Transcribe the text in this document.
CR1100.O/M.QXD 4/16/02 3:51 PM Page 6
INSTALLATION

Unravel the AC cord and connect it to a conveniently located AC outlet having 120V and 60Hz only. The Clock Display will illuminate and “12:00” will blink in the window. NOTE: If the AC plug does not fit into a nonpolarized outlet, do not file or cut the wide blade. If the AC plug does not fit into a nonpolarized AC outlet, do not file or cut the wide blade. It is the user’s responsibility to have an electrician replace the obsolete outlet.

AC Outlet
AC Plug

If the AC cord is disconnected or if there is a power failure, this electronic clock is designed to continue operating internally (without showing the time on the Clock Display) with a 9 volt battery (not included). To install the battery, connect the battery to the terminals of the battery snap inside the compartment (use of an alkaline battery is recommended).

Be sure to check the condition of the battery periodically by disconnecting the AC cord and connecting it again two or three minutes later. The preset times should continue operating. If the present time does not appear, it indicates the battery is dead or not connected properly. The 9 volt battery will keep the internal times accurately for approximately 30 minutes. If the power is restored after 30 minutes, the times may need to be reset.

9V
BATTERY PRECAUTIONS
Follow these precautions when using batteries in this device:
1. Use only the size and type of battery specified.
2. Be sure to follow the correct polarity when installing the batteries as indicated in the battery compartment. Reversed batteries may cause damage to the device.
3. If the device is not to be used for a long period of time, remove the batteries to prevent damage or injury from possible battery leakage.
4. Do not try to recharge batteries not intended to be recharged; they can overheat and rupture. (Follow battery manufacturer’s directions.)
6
━━━━
» **DESCRIPTION OF THE TASK**:
Copy the data above in full, character for character.

» **SOLUTION FOR THIS PROBLEM**:
Transcribe the text in this document.
CR1100.O/M.QXD 4/16/02 3:51 PM Page 6
INSTALLATION

Unravel the AC cord and connect it to a conveniently located AC outlet having 120V and 60Hz only. The Clock Display will illuminate and “12:00” will blink in the window. NOTE: If the AC plug does not fit into a nonpolarized outlet, do not file or cut the wide blade. If the AC plug does not fit into a nonpolarized AC outlet, do not file or cut the wide blade. It is the user’s responsibility to have an electrician replace the obsolete outlet.

AC Outlet
AC Plug

If the AC cord is disconnected or if there is a power failure, this electronic clock is designed to continue operating internally (without showing the time on the Clock Display) with a 9 volt battery (not included). To install the battery, connect the battery to the terminals of the battery snap inside the compartment (use of an alkaline battery is recommended).

Be sure to check the condition of the battery periodically by disconnecting the AC cord and connecting it again two or three minutes later. The preset times should continue operating. If the present time does not appear, it indicates the battery is dead or not connected properly. The 9 volt battery will keep the internal times accurately for approximately 30 minutes. If the power is restored after 30 minutes, the times may need to be reset.

9V
BATTERY PRECAUTIONS
Follow these precautions when using batteries in this device:
1. Use only the size and type of battery specified.
2. Be sure to follow the correct polarity when installing the batteries as indicated in the battery compartment. Reversed batteries may cause damage to the device.
3. If the device is not to be used for a long period of time, remove the batteries to prevent damage or injury from possible battery leakage.
4. Do not try to recharge batteries not intended to be recharged; they can overheat and rupture. (Follow battery manufacturer’s directions.)
6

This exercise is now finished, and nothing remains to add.